● AIM: Exactly reproduce all the records, keeping pictures out of the copy.

____________

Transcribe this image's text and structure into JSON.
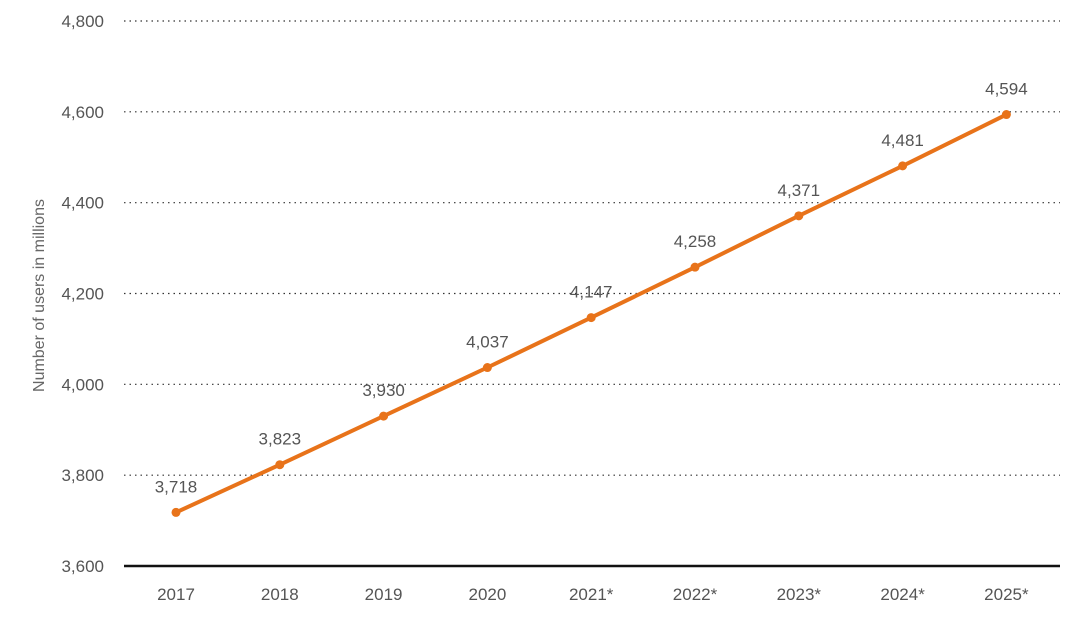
{
  "chart_data": {
    "type": "line",
    "categories": [
      "2017",
      "2018",
      "2019",
      "2020",
      "2021*",
      "2022*",
      "2023*",
      "2024*",
      "2025*"
    ],
    "series": [
      {
        "values": [
          3718,
          3823,
          3930,
          4037,
          4147,
          4258,
          4371,
          4481,
          4594
        ]
      }
    ],
    "data_labels": [
      "3,718",
      "3,823",
      "3,930",
      "4,037",
      "4,147",
      "4,258",
      "4,371",
      "4,481",
      "4,594"
    ],
    "ylabel": "Number of users in millions",
    "xlabel": "",
    "ylim": [
      3600,
      4800
    ],
    "yticks": [
      3600,
      3800,
      4000,
      4200,
      4400,
      4600,
      4800
    ],
    "ytick_labels": [
      "3,600",
      "3,800",
      "4,000",
      "4,200",
      "4,400",
      "4,600",
      "4,800"
    ],
    "grid": true,
    "line_color": "#E8731A",
    "legend": false
  }
}
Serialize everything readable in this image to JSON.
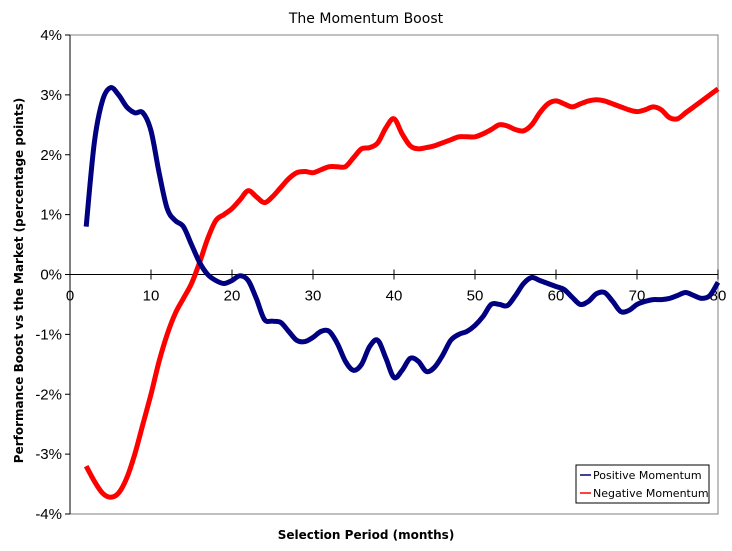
{
  "chart_data": {
    "type": "line",
    "title": "The Momentum Boost",
    "xlabel": "Selection Period (months)",
    "ylabel": "Performance Boost vs the Market (percentage points)",
    "xlim": [
      0,
      80
    ],
    "ylim": [
      -4,
      4
    ],
    "x_ticks": [
      "0",
      "10",
      "20",
      "30",
      "40",
      "50",
      "60",
      "70",
      "80"
    ],
    "x_tick_values": [
      0,
      10,
      20,
      30,
      40,
      50,
      60,
      70,
      80
    ],
    "y_ticks": [
      "4%",
      "3%",
      "2%",
      "1%",
      "0%",
      "-1%",
      "-2%",
      "-3%",
      "-4%"
    ],
    "y_tick_values": [
      4,
      3,
      2,
      1,
      0,
      -1,
      -2,
      -3,
      -4
    ],
    "grid": false,
    "legend_position": "bottom-right",
    "series": [
      {
        "name": "Positive Momentum",
        "color": "#000080",
        "x": [
          2,
          3,
          4,
          5,
          6,
          7,
          8,
          9,
          10,
          11,
          12,
          13,
          14,
          15,
          16,
          17,
          18,
          19,
          20,
          21,
          22,
          23,
          24,
          25,
          26,
          27,
          28,
          29,
          30,
          31,
          32,
          33,
          34,
          35,
          36,
          37,
          38,
          39,
          40,
          41,
          42,
          43,
          44,
          45,
          46,
          47,
          48,
          49,
          50,
          51,
          52,
          53,
          54,
          55,
          56,
          57,
          58,
          59,
          60,
          61,
          62,
          63,
          64,
          65,
          66,
          67,
          68,
          69,
          70,
          71,
          72,
          73,
          74,
          75,
          76,
          77,
          78,
          79,
          80
        ],
        "values": [
          0.8,
          2.2,
          2.9,
          3.12,
          3.0,
          2.8,
          2.7,
          2.7,
          2.4,
          1.7,
          1.1,
          0.9,
          0.8,
          0.5,
          0.2,
          0.0,
          -0.1,
          -0.15,
          -0.1,
          -0.02,
          -0.1,
          -0.4,
          -0.75,
          -0.78,
          -0.8,
          -0.95,
          -1.1,
          -1.12,
          -1.05,
          -0.95,
          -0.95,
          -1.15,
          -1.45,
          -1.6,
          -1.5,
          -1.2,
          -1.1,
          -1.4,
          -1.72,
          -1.6,
          -1.4,
          -1.45,
          -1.62,
          -1.55,
          -1.35,
          -1.1,
          -1.0,
          -0.95,
          -0.85,
          -0.7,
          -0.5,
          -0.5,
          -0.52,
          -0.35,
          -0.15,
          -0.05,
          -0.1,
          -0.15,
          -0.2,
          -0.25,
          -0.38,
          -0.5,
          -0.45,
          -0.32,
          -0.3,
          -0.45,
          -0.62,
          -0.6,
          -0.5,
          -0.45,
          -0.42,
          -0.42,
          -0.4,
          -0.35,
          -0.3,
          -0.35,
          -0.4,
          -0.35,
          -0.13
        ]
      },
      {
        "name": "Negative Momentum",
        "color": "#ff0000",
        "x": [
          2,
          3,
          4,
          5,
          6,
          7,
          8,
          9,
          10,
          11,
          12,
          13,
          14,
          15,
          16,
          17,
          18,
          19,
          20,
          21,
          22,
          23,
          24,
          25,
          26,
          27,
          28,
          29,
          30,
          31,
          32,
          33,
          34,
          35,
          36,
          37,
          38,
          39,
          40,
          41,
          42,
          43,
          44,
          45,
          46,
          47,
          48,
          49,
          50,
          51,
          52,
          53,
          54,
          55,
          56,
          57,
          58,
          59,
          60,
          61,
          62,
          63,
          64,
          65,
          66,
          67,
          68,
          69,
          70,
          71,
          72,
          73,
          74,
          75,
          76,
          77,
          78,
          79,
          80
        ],
        "values": [
          -3.2,
          -3.45,
          -3.65,
          -3.72,
          -3.65,
          -3.4,
          -3.0,
          -2.5,
          -2.0,
          -1.45,
          -1.0,
          -0.65,
          -0.4,
          -0.15,
          0.2,
          0.6,
          0.9,
          1.0,
          1.1,
          1.25,
          1.4,
          1.3,
          1.2,
          1.3,
          1.45,
          1.6,
          1.7,
          1.72,
          1.7,
          1.75,
          1.8,
          1.8,
          1.8,
          1.95,
          2.1,
          2.12,
          2.2,
          2.45,
          2.6,
          2.35,
          2.15,
          2.1,
          2.12,
          2.15,
          2.2,
          2.25,
          2.3,
          2.3,
          2.3,
          2.35,
          2.42,
          2.5,
          2.48,
          2.42,
          2.4,
          2.5,
          2.7,
          2.85,
          2.9,
          2.85,
          2.8,
          2.85,
          2.9,
          2.92,
          2.9,
          2.85,
          2.8,
          2.75,
          2.72,
          2.75,
          2.8,
          2.75,
          2.62,
          2.6,
          2.7,
          2.8,
          2.9,
          3.0,
          3.1
        ]
      }
    ]
  }
}
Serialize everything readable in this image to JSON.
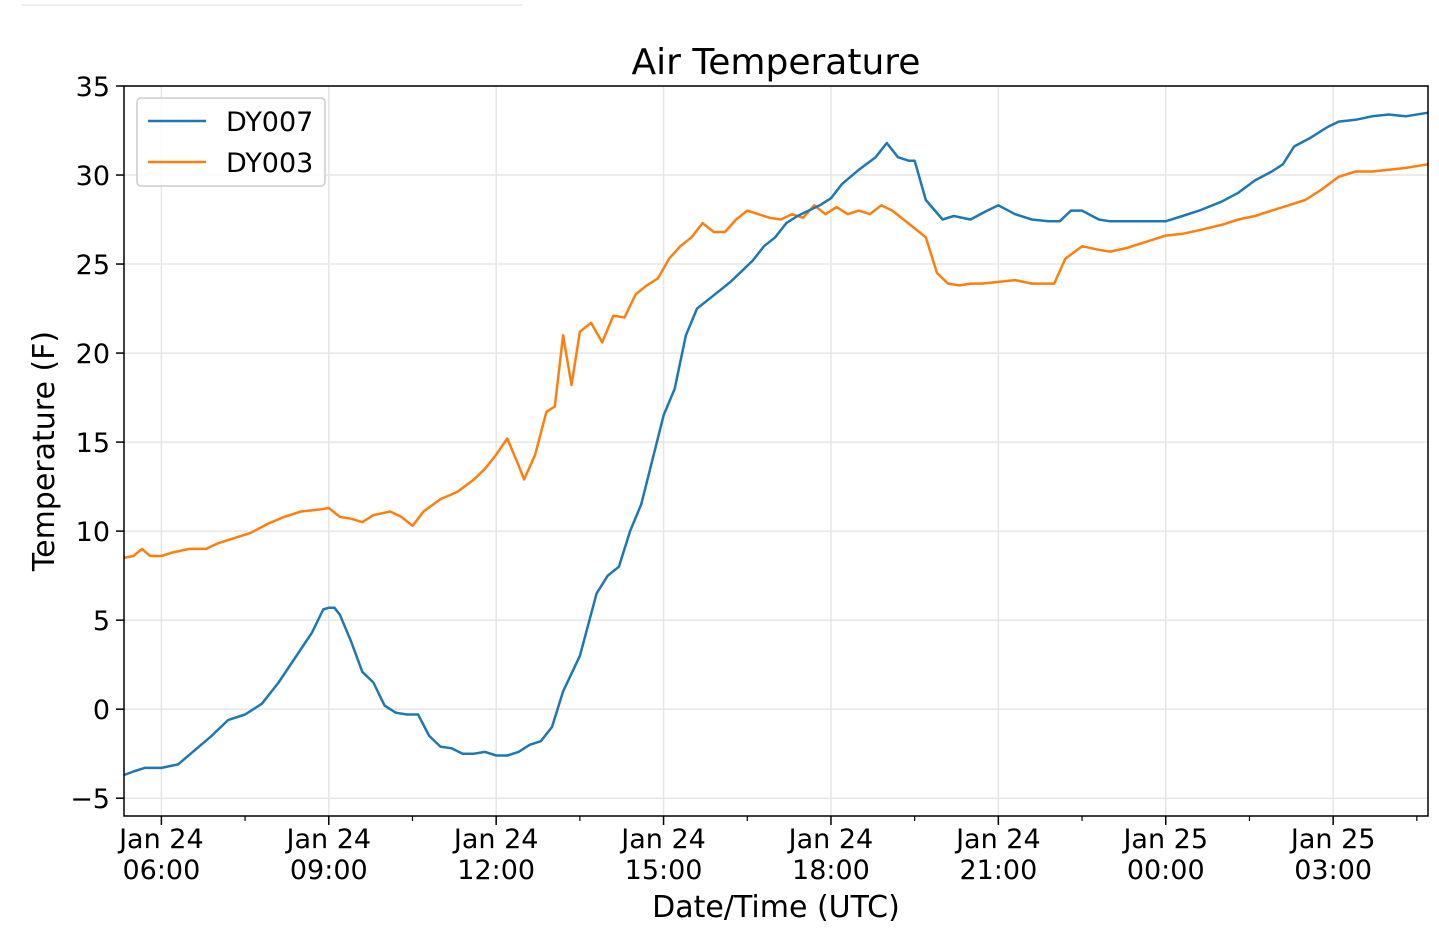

____________

● OUTPUT FOR THIS TASK:
Transcribe this image's text and structure into JSON.
{
  "chart_data": {
    "type": "line",
    "categories": [
      "2017",
      "2018",
      "2019",
      "2020",
      "2021*",
      "2022*",
      "2023*",
      "2024*",
      "2025*"
    ],
    "series": [
      {
        "values": [
          3718,
          3823,
          3930,
          4037,
          4147,
          4258,
          4371,
          4481,
          4594
        ]
      }
    ],
    "data_labels": [
      "3,718",
      "3,823",
      "3,930",
      "4,037",
      "4,147",
      "4,258",
      "4,371",
      "4,481",
      "4,594"
    ],
    "ylabel": "Number of users in millions",
    "xlabel": "",
    "ylim": [
      3600,
      4800
    ],
    "yticks": [
      3600,
      3800,
      4000,
      4200,
      4400,
      4600,
      4800
    ],
    "ytick_labels": [
      "3,600",
      "3,800",
      "4,000",
      "4,200",
      "4,400",
      "4,600",
      "4,800"
    ],
    "grid": true,
    "line_color": "#E8731A",
    "legend": false
  }
}
Serialize everything readable in this image to JSON.
{
  "chart_data": {
    "type": "line",
    "title": "The Momentum Boost",
    "xlabel": "Selection Period (months)",
    "ylabel": "Performance Boost vs the Market (percentage points)",
    "xlim": [
      0,
      80
    ],
    "ylim": [
      -4,
      4
    ],
    "x_ticks": [
      "0",
      "10",
      "20",
      "30",
      "40",
      "50",
      "60",
      "70",
      "80"
    ],
    "x_tick_values": [
      0,
      10,
      20,
      30,
      40,
      50,
      60,
      70,
      80
    ],
    "y_ticks": [
      "4%",
      "3%",
      "2%",
      "1%",
      "0%",
      "-1%",
      "-2%",
      "-3%",
      "-4%"
    ],
    "y_tick_values": [
      4,
      3,
      2,
      1,
      0,
      -1,
      -2,
      -3,
      -4
    ],
    "grid": false,
    "legend_position": "bottom-right",
    "series": [
      {
        "name": "Positive Momentum",
        "color": "#000080",
        "x": [
          2,
          3,
          4,
          5,
          6,
          7,
          8,
          9,
          10,
          11,
          12,
          13,
          14,
          15,
          16,
          17,
          18,
          19,
          20,
          21,
          22,
          23,
          24,
          25,
          26,
          27,
          28,
          29,
          30,
          31,
          32,
          33,
          34,
          35,
          36,
          37,
          38,
          39,
          40,
          41,
          42,
          43,
          44,
          45,
          46,
          47,
          48,
          49,
          50,
          51,
          52,
          53,
          54,
          55,
          56,
          57,
          58,
          59,
          60,
          61,
          62,
          63,
          64,
          65,
          66,
          67,
          68,
          69,
          70,
          71,
          72,
          73,
          74,
          75,
          76,
          77,
          78,
          79,
          80
        ],
        "values": [
          0.8,
          2.2,
          2.9,
          3.12,
          3.0,
          2.8,
          2.7,
          2.7,
          2.4,
          1.7,
          1.1,
          0.9,
          0.8,
          0.5,
          0.2,
          0.0,
          -0.1,
          -0.15,
          -0.1,
          -0.02,
          -0.1,
          -0.4,
          -0.75,
          -0.78,
          -0.8,
          -0.95,
          -1.1,
          -1.12,
          -1.05,
          -0.95,
          -0.95,
          -1.15,
          -1.45,
          -1.6,
          -1.5,
          -1.2,
          -1.1,
          -1.4,
          -1.72,
          -1.6,
          -1.4,
          -1.45,
          -1.62,
          -1.55,
          -1.35,
          -1.1,
          -1.0,
          -0.95,
          -0.85,
          -0.7,
          -0.5,
          -0.5,
          -0.52,
          -0.35,
          -0.15,
          -0.05,
          -0.1,
          -0.15,
          -0.2,
          -0.25,
          -0.38,
          -0.5,
          -0.45,
          -0.32,
          -0.3,
          -0.45,
          -0.62,
          -0.6,
          -0.5,
          -0.45,
          -0.42,
          -0.42,
          -0.4,
          -0.35,
          -0.3,
          -0.35,
          -0.4,
          -0.35,
          -0.13
        ]
      },
      {
        "name": "Negative Momentum",
        "color": "#ff0000",
        "x": [
          2,
          3,
          4,
          5,
          6,
          7,
          8,
          9,
          10,
          11,
          12,
          13,
          14,
          15,
          16,
          17,
          18,
          19,
          20,
          21,
          22,
          23,
          24,
          25,
          26,
          27,
          28,
          29,
          30,
          31,
          32,
          33,
          34,
          35,
          36,
          37,
          38,
          39,
          40,
          41,
          42,
          43,
          44,
          45,
          46,
          47,
          48,
          49,
          50,
          51,
          52,
          53,
          54,
          55,
          56,
          57,
          58,
          59,
          60,
          61,
          62,
          63,
          64,
          65,
          66,
          67,
          68,
          69,
          70,
          71,
          72,
          73,
          74,
          75,
          76,
          77,
          78,
          79,
          80
        ],
        "values": [
          -3.2,
          -3.45,
          -3.65,
          -3.72,
          -3.65,
          -3.4,
          -3.0,
          -2.5,
          -2.0,
          -1.45,
          -1.0,
          -0.65,
          -0.4,
          -0.15,
          0.2,
          0.6,
          0.9,
          1.0,
          1.1,
          1.25,
          1.4,
          1.3,
          1.2,
          1.3,
          1.45,
          1.6,
          1.7,
          1.72,
          1.7,
          1.75,
          1.8,
          1.8,
          1.8,
          1.95,
          2.1,
          2.12,
          2.2,
          2.45,
          2.6,
          2.35,
          2.15,
          2.1,
          2.12,
          2.15,
          2.2,
          2.25,
          2.3,
          2.3,
          2.3,
          2.35,
          2.42,
          2.5,
          2.48,
          2.42,
          2.4,
          2.5,
          2.7,
          2.85,
          2.9,
          2.85,
          2.8,
          2.85,
          2.9,
          2.92,
          2.9,
          2.85,
          2.8,
          2.75,
          2.72,
          2.75,
          2.8,
          2.75,
          2.62,
          2.6,
          2.7,
          2.8,
          2.9,
          3.0,
          3.1
        ]
      }
    ]
  }
}
Serialize everything readable in this image to JSON.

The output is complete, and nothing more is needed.